[Exercise objective] For the data below, report the number of lines that contain the string "this" and nothing else.

===============

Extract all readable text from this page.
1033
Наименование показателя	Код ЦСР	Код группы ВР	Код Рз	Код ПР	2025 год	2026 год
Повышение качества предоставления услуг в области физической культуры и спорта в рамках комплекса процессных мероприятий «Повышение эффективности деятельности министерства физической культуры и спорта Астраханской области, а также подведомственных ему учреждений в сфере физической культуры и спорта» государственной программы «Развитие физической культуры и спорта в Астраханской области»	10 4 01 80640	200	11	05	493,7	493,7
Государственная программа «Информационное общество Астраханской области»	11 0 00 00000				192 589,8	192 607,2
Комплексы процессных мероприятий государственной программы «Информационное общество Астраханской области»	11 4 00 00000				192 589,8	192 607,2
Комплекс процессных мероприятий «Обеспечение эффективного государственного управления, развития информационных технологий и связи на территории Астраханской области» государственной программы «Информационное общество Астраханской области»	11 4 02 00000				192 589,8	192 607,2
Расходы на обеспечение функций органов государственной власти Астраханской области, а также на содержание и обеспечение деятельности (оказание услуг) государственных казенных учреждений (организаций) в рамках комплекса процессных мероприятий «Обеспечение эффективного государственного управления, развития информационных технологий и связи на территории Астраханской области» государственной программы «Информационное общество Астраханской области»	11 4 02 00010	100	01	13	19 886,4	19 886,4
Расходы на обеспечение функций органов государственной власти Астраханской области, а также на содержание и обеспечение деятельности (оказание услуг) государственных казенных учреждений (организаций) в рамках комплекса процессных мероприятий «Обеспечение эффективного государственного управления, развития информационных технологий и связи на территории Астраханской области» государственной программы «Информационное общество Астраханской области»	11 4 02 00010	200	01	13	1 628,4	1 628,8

===============

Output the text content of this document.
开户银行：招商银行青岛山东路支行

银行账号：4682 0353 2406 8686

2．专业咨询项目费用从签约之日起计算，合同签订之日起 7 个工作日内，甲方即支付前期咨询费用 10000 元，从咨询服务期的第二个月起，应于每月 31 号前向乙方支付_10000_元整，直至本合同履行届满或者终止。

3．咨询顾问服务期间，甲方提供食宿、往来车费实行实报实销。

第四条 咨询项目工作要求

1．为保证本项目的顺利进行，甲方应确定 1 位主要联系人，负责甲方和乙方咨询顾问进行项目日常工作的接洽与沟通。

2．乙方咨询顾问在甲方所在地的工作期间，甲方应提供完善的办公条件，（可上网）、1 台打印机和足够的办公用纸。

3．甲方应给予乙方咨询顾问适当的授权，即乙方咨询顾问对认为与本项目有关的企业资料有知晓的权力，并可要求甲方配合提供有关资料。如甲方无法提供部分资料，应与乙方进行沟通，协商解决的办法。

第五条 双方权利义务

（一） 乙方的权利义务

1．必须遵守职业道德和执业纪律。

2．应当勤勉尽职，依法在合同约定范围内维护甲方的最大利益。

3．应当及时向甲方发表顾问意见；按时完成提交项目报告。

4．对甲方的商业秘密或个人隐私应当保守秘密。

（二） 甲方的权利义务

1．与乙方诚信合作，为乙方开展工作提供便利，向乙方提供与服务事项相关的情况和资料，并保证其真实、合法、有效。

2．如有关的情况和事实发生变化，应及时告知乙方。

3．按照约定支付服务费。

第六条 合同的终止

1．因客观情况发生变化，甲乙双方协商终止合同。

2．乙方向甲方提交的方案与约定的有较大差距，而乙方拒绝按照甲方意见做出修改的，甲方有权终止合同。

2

===============

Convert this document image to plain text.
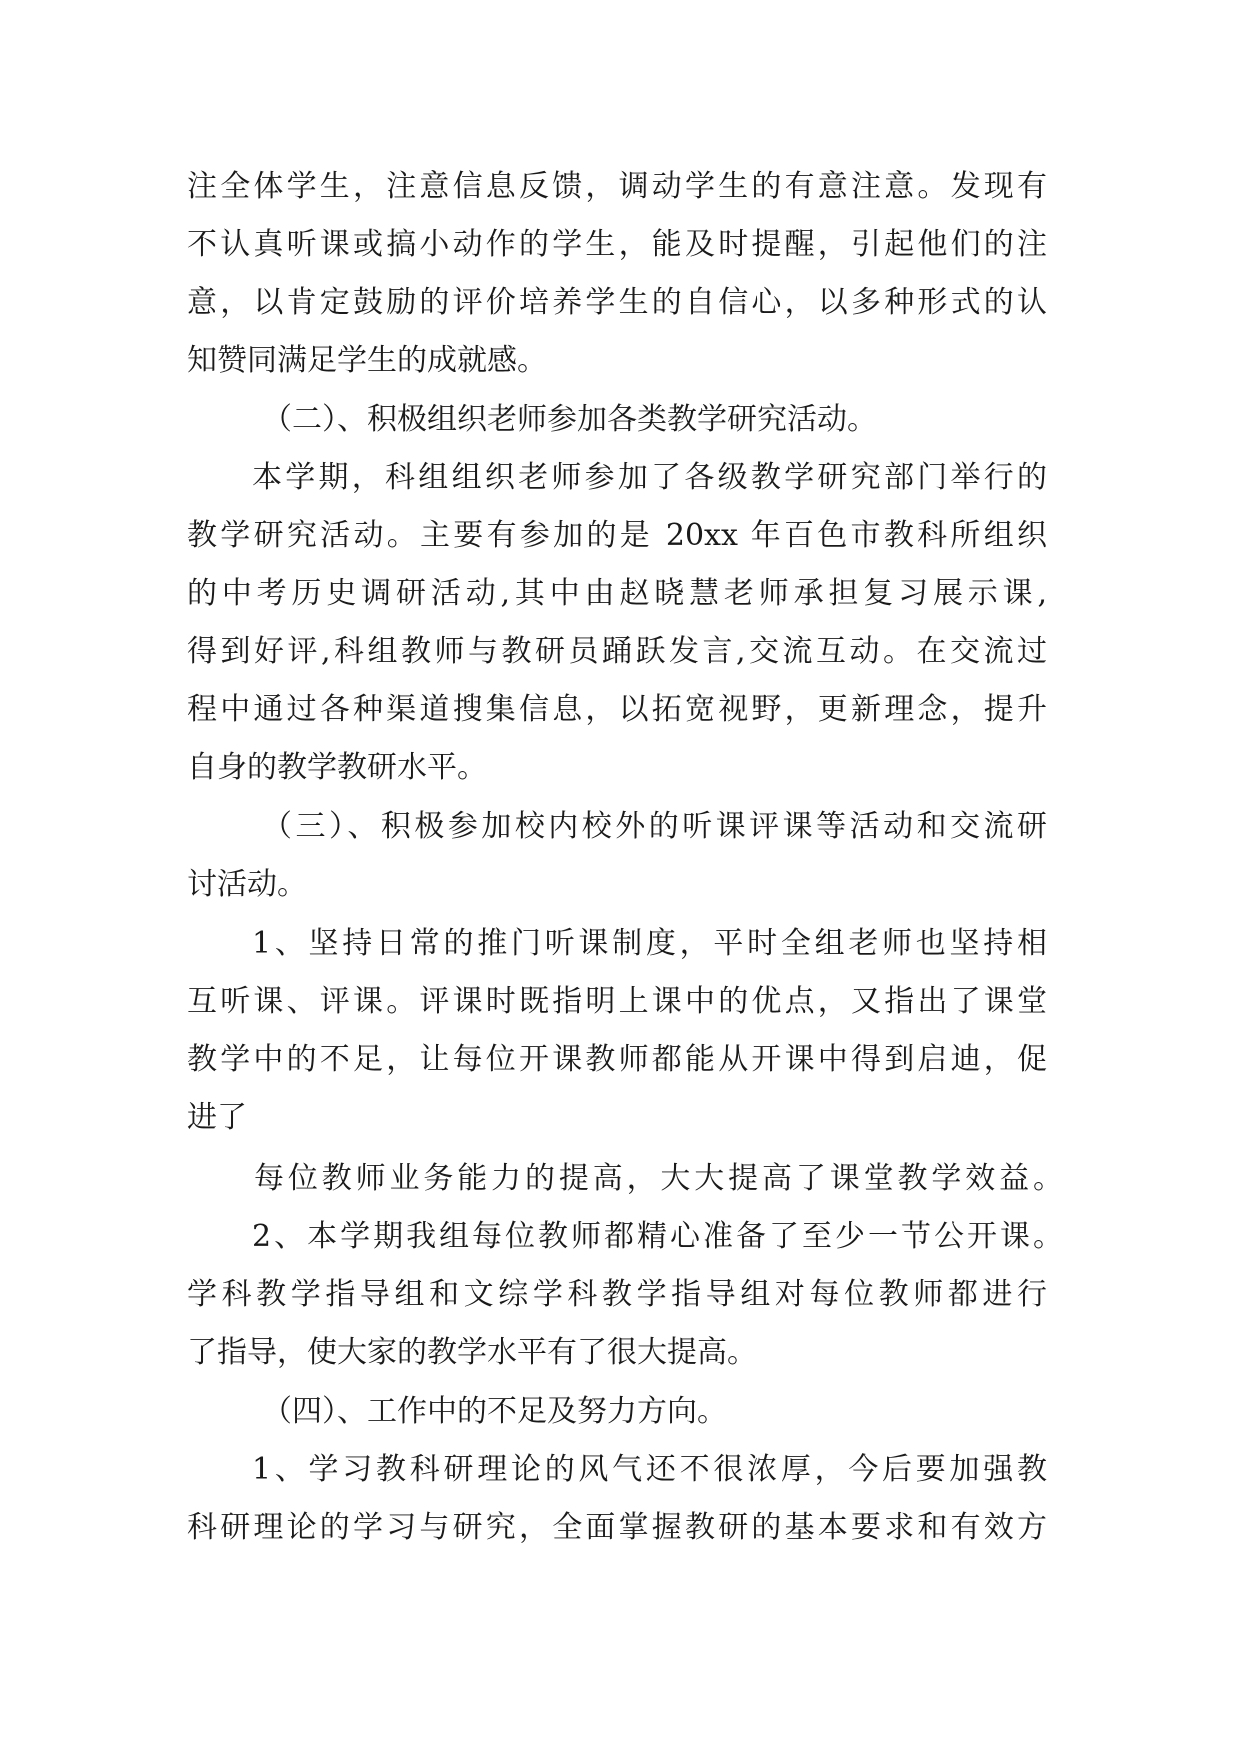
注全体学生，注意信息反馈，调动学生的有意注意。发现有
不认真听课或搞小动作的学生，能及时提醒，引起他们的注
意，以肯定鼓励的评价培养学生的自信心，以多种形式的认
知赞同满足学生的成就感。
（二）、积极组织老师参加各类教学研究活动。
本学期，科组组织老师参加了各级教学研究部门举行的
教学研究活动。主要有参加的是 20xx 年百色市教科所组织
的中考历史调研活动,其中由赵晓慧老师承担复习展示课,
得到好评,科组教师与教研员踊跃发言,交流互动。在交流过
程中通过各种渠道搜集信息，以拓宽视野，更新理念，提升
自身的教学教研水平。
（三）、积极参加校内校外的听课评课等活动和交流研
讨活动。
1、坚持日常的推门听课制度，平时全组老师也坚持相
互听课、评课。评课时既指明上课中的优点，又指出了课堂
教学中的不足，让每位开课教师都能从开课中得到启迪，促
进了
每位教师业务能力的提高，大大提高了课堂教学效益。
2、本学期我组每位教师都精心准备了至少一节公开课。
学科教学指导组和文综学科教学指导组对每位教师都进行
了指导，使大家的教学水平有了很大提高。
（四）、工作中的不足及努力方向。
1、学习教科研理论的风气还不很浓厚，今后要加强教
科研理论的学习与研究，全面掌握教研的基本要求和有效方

===============

[Full response] 3